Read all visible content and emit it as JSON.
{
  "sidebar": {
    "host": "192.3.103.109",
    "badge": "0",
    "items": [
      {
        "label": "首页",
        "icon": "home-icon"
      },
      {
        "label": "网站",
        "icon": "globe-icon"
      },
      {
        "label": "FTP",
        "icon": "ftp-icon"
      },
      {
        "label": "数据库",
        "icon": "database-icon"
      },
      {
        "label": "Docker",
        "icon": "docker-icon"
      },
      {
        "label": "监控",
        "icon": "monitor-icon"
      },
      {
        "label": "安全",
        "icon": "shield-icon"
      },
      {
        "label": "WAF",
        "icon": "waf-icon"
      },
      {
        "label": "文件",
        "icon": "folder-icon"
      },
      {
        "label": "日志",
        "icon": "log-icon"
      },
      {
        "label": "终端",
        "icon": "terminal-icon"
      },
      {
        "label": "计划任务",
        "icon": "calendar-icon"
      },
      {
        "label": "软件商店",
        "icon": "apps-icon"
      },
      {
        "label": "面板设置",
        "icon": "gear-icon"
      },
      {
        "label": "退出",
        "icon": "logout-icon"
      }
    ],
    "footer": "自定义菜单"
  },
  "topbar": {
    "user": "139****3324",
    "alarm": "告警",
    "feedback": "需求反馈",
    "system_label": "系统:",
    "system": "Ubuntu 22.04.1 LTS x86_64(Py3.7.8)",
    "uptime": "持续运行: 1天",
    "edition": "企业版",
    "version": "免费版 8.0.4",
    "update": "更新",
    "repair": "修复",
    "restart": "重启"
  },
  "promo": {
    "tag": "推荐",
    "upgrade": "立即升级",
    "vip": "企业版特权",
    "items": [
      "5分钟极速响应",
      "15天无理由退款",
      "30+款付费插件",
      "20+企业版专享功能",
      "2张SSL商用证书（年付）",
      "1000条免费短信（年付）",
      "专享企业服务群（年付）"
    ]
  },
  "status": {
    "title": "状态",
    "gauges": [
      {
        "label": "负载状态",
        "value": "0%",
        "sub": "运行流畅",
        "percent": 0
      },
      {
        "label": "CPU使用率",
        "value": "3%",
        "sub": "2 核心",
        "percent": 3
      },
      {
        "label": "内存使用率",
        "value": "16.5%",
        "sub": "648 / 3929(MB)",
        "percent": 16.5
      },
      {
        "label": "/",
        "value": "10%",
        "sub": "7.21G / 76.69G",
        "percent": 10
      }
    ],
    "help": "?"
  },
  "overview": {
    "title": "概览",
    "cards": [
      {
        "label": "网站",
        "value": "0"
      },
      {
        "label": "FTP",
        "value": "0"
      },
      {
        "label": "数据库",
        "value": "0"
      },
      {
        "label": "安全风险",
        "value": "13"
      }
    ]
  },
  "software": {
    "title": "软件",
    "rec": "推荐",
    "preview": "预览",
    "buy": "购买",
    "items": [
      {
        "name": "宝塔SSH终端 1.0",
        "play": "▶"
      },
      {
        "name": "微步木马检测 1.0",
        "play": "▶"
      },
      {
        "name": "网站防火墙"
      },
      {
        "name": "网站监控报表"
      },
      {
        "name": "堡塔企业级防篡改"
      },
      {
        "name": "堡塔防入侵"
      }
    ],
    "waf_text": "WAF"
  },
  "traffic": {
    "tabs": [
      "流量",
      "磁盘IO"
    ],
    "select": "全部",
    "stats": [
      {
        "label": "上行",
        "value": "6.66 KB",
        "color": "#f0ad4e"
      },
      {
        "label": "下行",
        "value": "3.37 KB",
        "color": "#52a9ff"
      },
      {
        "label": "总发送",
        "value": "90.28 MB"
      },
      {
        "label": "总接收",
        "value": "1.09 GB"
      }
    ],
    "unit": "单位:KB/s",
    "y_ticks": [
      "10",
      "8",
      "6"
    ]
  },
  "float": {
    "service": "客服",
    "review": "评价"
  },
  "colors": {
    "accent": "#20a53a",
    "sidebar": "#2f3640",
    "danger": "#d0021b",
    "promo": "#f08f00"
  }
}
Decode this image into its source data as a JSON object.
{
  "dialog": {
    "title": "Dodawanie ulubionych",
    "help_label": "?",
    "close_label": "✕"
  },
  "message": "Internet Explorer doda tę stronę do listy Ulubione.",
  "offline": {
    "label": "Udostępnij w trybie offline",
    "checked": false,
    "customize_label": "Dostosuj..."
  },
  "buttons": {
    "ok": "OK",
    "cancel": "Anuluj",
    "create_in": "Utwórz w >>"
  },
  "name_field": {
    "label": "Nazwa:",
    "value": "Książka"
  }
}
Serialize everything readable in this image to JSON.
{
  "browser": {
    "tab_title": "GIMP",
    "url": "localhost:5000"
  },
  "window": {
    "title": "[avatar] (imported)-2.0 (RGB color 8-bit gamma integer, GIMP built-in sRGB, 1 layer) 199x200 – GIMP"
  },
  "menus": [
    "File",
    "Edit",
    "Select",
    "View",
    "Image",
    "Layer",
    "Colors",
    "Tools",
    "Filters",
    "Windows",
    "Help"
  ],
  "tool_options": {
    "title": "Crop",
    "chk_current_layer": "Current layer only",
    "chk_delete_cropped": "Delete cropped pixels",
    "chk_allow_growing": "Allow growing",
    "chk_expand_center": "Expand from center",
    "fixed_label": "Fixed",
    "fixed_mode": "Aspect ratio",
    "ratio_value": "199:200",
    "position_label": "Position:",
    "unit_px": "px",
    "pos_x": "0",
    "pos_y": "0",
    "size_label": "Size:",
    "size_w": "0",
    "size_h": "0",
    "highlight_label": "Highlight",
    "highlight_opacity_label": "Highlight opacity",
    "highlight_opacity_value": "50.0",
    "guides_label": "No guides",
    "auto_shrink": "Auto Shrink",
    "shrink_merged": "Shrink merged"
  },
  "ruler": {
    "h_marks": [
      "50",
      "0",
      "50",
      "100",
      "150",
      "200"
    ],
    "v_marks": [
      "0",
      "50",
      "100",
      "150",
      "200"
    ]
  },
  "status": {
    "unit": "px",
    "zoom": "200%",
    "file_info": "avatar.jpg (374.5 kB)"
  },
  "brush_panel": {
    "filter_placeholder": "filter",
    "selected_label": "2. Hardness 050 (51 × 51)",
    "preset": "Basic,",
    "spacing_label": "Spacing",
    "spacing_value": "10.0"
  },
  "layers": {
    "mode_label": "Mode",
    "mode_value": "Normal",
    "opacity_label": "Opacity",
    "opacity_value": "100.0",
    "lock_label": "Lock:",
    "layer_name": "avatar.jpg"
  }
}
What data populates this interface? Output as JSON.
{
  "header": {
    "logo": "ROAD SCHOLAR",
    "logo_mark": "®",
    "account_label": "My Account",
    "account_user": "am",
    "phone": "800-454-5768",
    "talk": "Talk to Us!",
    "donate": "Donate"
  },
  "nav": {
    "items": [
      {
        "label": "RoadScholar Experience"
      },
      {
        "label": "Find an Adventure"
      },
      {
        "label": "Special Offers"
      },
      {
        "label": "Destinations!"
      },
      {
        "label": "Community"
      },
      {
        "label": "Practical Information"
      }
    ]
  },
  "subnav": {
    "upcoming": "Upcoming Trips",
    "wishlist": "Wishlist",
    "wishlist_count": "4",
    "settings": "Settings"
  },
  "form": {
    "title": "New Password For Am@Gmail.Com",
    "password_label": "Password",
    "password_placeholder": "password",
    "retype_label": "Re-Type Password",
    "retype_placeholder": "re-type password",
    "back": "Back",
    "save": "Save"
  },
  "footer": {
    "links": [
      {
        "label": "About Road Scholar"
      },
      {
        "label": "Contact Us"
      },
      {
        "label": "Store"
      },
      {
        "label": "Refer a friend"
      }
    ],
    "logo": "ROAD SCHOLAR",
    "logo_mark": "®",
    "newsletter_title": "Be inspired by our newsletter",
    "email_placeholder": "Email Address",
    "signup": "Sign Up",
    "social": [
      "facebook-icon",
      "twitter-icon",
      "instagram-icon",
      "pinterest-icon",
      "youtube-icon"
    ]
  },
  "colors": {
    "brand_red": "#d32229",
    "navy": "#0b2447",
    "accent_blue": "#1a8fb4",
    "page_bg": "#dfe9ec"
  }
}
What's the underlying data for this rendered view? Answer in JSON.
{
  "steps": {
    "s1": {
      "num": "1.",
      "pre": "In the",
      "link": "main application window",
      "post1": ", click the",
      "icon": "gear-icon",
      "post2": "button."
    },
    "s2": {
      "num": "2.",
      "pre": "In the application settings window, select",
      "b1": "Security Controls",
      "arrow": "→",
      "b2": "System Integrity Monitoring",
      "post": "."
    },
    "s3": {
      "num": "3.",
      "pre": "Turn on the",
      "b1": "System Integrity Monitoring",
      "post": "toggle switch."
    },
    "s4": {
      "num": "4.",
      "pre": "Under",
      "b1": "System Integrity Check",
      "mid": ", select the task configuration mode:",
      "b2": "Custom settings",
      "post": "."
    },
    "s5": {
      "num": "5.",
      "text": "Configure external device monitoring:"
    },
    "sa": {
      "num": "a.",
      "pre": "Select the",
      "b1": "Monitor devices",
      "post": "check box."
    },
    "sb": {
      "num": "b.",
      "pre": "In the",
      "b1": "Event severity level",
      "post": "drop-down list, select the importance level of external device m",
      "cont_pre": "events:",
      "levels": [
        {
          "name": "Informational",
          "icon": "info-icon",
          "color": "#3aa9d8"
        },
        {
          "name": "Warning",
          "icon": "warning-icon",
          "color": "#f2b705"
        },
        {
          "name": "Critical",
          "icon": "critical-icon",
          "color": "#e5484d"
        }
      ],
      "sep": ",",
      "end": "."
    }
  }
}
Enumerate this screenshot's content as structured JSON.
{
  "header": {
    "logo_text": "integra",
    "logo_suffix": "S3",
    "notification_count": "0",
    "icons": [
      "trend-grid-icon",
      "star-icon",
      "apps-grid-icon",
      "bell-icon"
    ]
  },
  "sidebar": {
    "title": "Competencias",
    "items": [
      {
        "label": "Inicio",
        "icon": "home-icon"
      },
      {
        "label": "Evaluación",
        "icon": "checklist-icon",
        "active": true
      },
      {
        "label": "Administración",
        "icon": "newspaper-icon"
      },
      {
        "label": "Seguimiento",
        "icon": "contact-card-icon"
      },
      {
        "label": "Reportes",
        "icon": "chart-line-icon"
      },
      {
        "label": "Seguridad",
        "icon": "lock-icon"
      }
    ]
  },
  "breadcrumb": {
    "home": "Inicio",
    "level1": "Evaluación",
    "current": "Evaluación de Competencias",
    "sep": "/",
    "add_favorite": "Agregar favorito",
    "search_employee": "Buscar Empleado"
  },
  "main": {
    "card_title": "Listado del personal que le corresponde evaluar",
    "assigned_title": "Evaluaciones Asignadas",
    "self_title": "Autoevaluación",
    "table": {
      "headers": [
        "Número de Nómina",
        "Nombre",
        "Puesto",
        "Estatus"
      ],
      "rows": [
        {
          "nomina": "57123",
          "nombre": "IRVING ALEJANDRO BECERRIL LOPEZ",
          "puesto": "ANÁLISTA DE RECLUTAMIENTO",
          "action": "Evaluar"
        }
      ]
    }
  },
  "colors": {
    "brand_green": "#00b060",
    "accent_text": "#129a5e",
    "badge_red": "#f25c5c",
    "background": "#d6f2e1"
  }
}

◇ ◇ ◇

● **Given instruction**: Look through the material above. Copy each line where the word "external" appears.

● **Full solution**:
      "text": "Configure external device monitoring:"
      "post": "drop-down list, select the importance level of external device m",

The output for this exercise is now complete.